>> BEGIN

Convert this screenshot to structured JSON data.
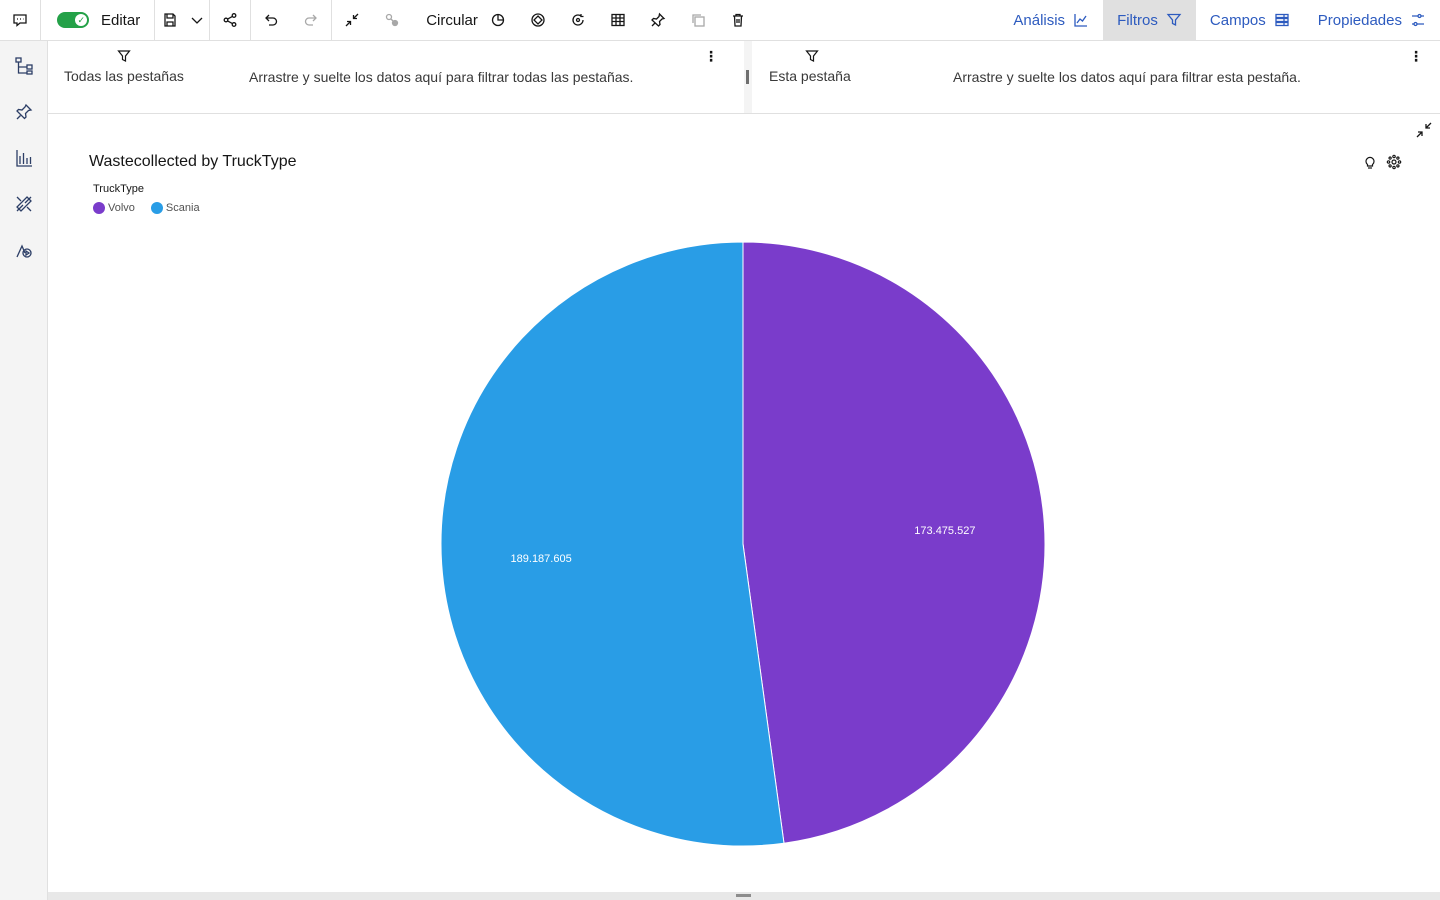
{
  "toolbar": {
    "edit_label": "Editar",
    "chart_type_label": "Circular"
  },
  "right_tabs": [
    {
      "label": "Análisis",
      "icon": "analysis-chart-icon",
      "active": false
    },
    {
      "label": "Filtros",
      "icon": "filter-icon",
      "active": true
    },
    {
      "label": "Campos",
      "icon": "fields-icon",
      "active": false
    },
    {
      "label": "Propiedades",
      "icon": "sliders-icon",
      "active": false
    }
  ],
  "filters": {
    "all_tabs": {
      "title": "Todas las pestañas",
      "hint": "Arrastre y suelte los datos aquí para filtrar todas las pestañas."
    },
    "this_tab": {
      "title": "Esta pestaña",
      "hint": "Arrastre y suelte los datos aquí para filtrar esta pestaña."
    }
  },
  "chart": {
    "title": "Wastecollected by TruckType",
    "legend_title": "TruckType"
  },
  "colors": {
    "Volvo": "#7a3ccb",
    "Scania": "#299de6"
  },
  "chart_data": {
    "type": "pie",
    "title": "Wastecollected by TruckType",
    "legend_title": "TruckType",
    "legend_placement": "top-left",
    "slices": [
      {
        "label": "Volvo",
        "value": 173475527,
        "display": "173.475.527",
        "color": "#7a3ccb"
      },
      {
        "label": "Scania",
        "value": 189187605,
        "display": "189.187.605",
        "color": "#299de6"
      }
    ]
  }
}
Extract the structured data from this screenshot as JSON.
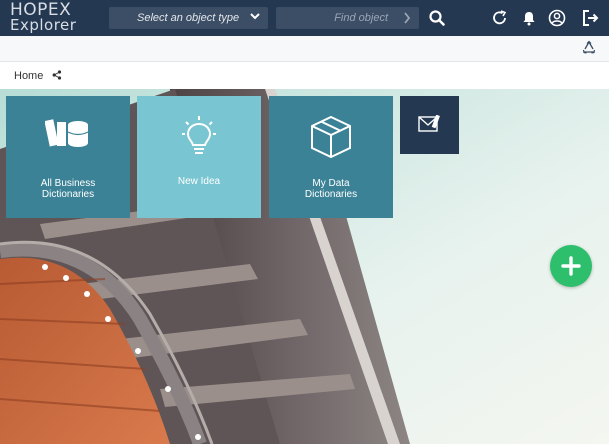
{
  "header": {
    "logo_line1": "HOPEX",
    "logo_line2": "Explorer",
    "object_type_placeholder": "Select an object type",
    "find_placeholder": "Find object",
    "icons": [
      "chevron-down-icon",
      "chevron-right-icon",
      "search-icon",
      "refresh-icon",
      "bell-icon",
      "user-icon",
      "logout-icon"
    ]
  },
  "subbar": {
    "icons": [
      "recycle-icon"
    ]
  },
  "breadcrumb": {
    "label": "Home",
    "icons": [
      "share-icon"
    ]
  },
  "tiles": [
    {
      "label": "All Business\nDictionaries",
      "color": "#3c8296",
      "icon": "dictionaries-icon"
    },
    {
      "label": "New Idea",
      "color": "#7ac5d2",
      "icon": "lightbulb-icon"
    },
    {
      "label": "My Data\nDictionaries",
      "color": "#3c8296",
      "icon": "box-icon"
    },
    {
      "label": "",
      "color": "#243852",
      "icon": "mail-icon"
    }
  ],
  "fab": {
    "icon": "plus-icon",
    "color": "#2dbf6c"
  },
  "colors": {
    "navbar": "#243852",
    "input_bg": "#3c4e65"
  }
}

>> END

* [Goal of the exercise]: Report only a number: how many lines in the material above contain the string "JSON".

* [Task answer]: 2